> **Exercise goal**:
Format every line of the records below as a Markdown table with two columns, "No." for the row number and "Line" for the text of the line, and omit any blank lines.

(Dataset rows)
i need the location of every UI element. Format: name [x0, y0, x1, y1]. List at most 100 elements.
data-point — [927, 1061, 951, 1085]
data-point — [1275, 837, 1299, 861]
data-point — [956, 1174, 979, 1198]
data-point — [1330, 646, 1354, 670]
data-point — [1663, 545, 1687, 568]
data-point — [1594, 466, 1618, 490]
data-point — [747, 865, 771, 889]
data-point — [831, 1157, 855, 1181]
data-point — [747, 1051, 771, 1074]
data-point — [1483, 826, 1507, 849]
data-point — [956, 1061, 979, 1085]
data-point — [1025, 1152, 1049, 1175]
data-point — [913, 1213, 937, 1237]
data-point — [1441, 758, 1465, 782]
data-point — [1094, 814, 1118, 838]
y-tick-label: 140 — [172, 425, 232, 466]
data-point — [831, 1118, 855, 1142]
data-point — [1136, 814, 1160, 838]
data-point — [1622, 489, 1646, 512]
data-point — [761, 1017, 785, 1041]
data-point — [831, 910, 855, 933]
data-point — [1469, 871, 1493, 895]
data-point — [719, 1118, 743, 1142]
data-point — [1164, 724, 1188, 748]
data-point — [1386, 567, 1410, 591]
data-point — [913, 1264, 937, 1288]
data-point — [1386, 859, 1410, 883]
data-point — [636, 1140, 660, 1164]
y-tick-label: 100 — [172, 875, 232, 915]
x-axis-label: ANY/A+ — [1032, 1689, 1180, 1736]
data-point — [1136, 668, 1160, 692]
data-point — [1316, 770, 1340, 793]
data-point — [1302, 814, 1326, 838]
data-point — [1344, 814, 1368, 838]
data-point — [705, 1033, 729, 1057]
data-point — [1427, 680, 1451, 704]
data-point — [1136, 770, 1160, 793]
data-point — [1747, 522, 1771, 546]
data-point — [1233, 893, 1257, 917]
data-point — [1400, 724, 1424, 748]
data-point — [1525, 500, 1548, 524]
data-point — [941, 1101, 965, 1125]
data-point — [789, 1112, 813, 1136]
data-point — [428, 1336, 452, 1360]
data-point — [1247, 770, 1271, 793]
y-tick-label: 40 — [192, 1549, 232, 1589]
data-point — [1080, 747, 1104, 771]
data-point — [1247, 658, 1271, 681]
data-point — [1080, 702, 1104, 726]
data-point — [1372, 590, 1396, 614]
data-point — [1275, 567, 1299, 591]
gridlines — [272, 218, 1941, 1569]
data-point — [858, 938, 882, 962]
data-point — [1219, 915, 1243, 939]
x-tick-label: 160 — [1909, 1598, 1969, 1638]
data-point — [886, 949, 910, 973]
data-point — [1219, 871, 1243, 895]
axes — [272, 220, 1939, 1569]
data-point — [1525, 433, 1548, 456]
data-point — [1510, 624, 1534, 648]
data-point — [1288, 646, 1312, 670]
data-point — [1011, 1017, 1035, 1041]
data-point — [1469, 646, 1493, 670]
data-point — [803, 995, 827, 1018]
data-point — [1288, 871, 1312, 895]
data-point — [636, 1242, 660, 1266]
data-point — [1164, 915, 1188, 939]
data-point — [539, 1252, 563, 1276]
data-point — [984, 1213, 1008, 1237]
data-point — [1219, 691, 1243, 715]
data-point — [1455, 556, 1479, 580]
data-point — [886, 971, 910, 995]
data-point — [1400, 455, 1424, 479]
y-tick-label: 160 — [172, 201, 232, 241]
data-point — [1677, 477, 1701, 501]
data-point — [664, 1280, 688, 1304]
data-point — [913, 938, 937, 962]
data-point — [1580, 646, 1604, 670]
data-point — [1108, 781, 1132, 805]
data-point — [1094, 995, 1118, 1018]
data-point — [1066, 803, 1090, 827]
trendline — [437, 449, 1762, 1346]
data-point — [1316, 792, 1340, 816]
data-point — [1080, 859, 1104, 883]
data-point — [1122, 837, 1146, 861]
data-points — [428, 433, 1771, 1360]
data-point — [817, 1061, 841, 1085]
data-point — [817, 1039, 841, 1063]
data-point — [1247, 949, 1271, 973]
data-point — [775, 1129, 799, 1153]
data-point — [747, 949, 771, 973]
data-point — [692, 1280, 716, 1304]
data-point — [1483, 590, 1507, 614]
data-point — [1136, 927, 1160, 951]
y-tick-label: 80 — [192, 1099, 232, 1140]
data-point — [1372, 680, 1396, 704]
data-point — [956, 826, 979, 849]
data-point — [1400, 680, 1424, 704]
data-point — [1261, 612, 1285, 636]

> **Output**:
| No. | Line |
|---|---|
| 1 | i need the location of every UI element. Format: name [x0, y0, x1, y1]. List at most 100 elements. |
| 2 | data-point — [927, 1061, 951, 1085] |
| 3 | data-point — [1275, 837, 1299, 861] |
| 4 | data-point — [956, 1174, 979, 1198] |
| 5 | data-point — [1330, 646, 1354, 670] |
| 6 | data-point — [1663, 545, 1687, 568] |
| 7 | data-point — [1594, 466, 1618, 490] |
| 8 | data-point — [747, 865, 771, 889] |
| 9 | data-point — [831, 1157, 855, 1181] |
| 10 | data-point — [747, 1051, 771, 1074] |
| 11 | data-point — [1483, 826, 1507, 849] |
| 12 | data-point — [956, 1061, 979, 1085] |
| 13 | data-point — [1025, 1152, 1049, 1175] |
| 14 | data-point — [913, 1213, 937, 1237] |
| 15 | data-point — [1441, 758, 1465, 782] |
| 16 | data-point — [1094, 814, 1118, 838] |
| 17 | y-tick-label: 140 — [172, 425, 232, 466] |
| 18 | data-point — [831, 1118, 855, 1142] |
| 19 | data-point — [1136, 814, 1160, 838] |
| 20 | data-point — [1622, 489, 1646, 512] |
| 21 | data-point — [761, 1017, 785, 1041] |
| 22 | data-point — [831, 910, 855, 933] |
| 23 | data-point — [1469, 871, 1493, 895] |
| 24 | data-point — [719, 1118, 743, 1142] |
| 25 | data-point — [1164, 724, 1188, 748] |
| 26 | data-point — [1386, 567, 1410, 591] |
| 27 | data-point — [913, 1264, 937, 1288] |
| 28 | data-point — [1386, 859, 1410, 883] |
| 29 | data-point — [636, 1140, 660, 1164] |
| 30 | y-tick-label: 100 — [172, 875, 232, 915] |
| 31 | x-axis-label: ANY/A+ — [1032, 1689, 1180, 1736] |
| 32 | data-point — [1136, 668, 1160, 692] |
| 33 | data-point — [1316, 770, 1340, 793] |
| 34 | data-point — [1302, 814, 1326, 838] |
| 35 | data-point — [1344, 814, 1368, 838] |
| 36 | data-point — [705, 1033, 729, 1057] |
| 37 | data-point — [1427, 680, 1451, 704] |
| 38 | data-point — [1136, 770, 1160, 793] |
| 39 | data-point — [1747, 522, 1771, 546] |
| 40 | data-point — [1233, 893, 1257, 917] |
| 41 | data-point — [1400, 724, 1424, 748] |
| 42 | data-point — [1525, 500, 1548, 524] |
| 43 | data-point — [941, 1101, 965, 1125] |
| 44 | data-point — [789, 1112, 813, 1136] |
| 45 | data-point — [428, 1336, 452, 1360] |
| 46 | data-point — [1247, 770, 1271, 793] |
| 47 | y-tick-label: 40 — [192, 1549, 232, 1589] |
| 48 | data-point — [1080, 747, 1104, 771] |
| 49 | data-point — [1247, 658, 1271, 681] |
| 50 | data-point — [1080, 702, 1104, 726] |
| 51 | data-point — [1372, 590, 1396, 614] |
| 52 | data-point — [1275, 567, 1299, 591] |
| 53 | gridlines — [272, 218, 1941, 1569] |
| 54 | data-point — [858, 938, 882, 962] |
| 55 | data-point — [1219, 915, 1243, 939] |
| 56 | x-tick-label: 160 — [1909, 1598, 1969, 1638] |
| 57 | data-point — [886, 949, 910, 973] |
| 58 | data-point — [1219, 871, 1243, 895] |
| 59 | axes — [272, 220, 1939, 1569] |
| 60 | data-point — [1525, 433, 1548, 456] |
| 61 | data-point — [1510, 624, 1534, 648] |
| 62 | data-point — [1288, 646, 1312, 670] |
| 63 | data-point — [1011, 1017, 1035, 1041] |
| 64 | data-point — [1469, 646, 1493, 670] |
| 65 | data-point — [803, 995, 827, 1018] |
| 66 | data-point — [1288, 871, 1312, 895] |
| 67 | data-point — [636, 1242, 660, 1266] |
| 68 | data-point — [1164, 915, 1188, 939] |
| 69 | data-point — [539, 1252, 563, 1276] |
| 70 | data-point — [984, 1213, 1008, 1237] |
| 71 | data-point — [1219, 691, 1243, 715] |
| 72 | data-point — [1455, 556, 1479, 580] |
| 73 | data-point — [886, 971, 910, 995] |
| 74 | data-point — [1400, 455, 1424, 479] |
| 75 | y-tick-label: 160 — [172, 201, 232, 241] |
| 76 | data-point — [1677, 477, 1701, 501] |
| 77 | data-point — [664, 1280, 688, 1304] |
| 78 | data-point — [913, 938, 937, 962] |
| 79 | data-point — [1580, 646, 1604, 670] |
| 80 | data-point — [1108, 781, 1132, 805] |
| 81 | data-point — [1094, 995, 1118, 1018] |
| 82 | data-point — [1066, 803, 1090, 827] |
| 83 | trendline — [437, 449, 1762, 1346] |
| 84 | data-point — [1316, 792, 1340, 816] |
| 85 | data-point — [1080, 859, 1104, 883] |
| 86 | data-point — [1122, 837, 1146, 861] |
| 87 | data-points — [428, 433, 1771, 1360] |
| 88 | data-point — [817, 1061, 841, 1085] |
| 89 | data-point — [817, 1039, 841, 1063] |
| 90 | data-point — [1247, 949, 1271, 973] |
| 91 | data-point — [775, 1129, 799, 1153] |
| 92 | data-point — [747, 949, 771, 973] |
| 93 | data-point — [692, 1280, 716, 1304] |
| 94 | data-point — [1483, 590, 1507, 614] |
| 95 | data-point — [1136, 927, 1160, 951] |
| 96 | y-tick-label: 80 — [192, 1099, 232, 1140] |
| 97 | data-point — [1372, 680, 1396, 704] |
| 98 | data-point — [956, 826, 979, 849] |
| 99 | data-point — [1400, 680, 1424, 704] |
| 100 | data-point — [1261, 612, 1285, 636] |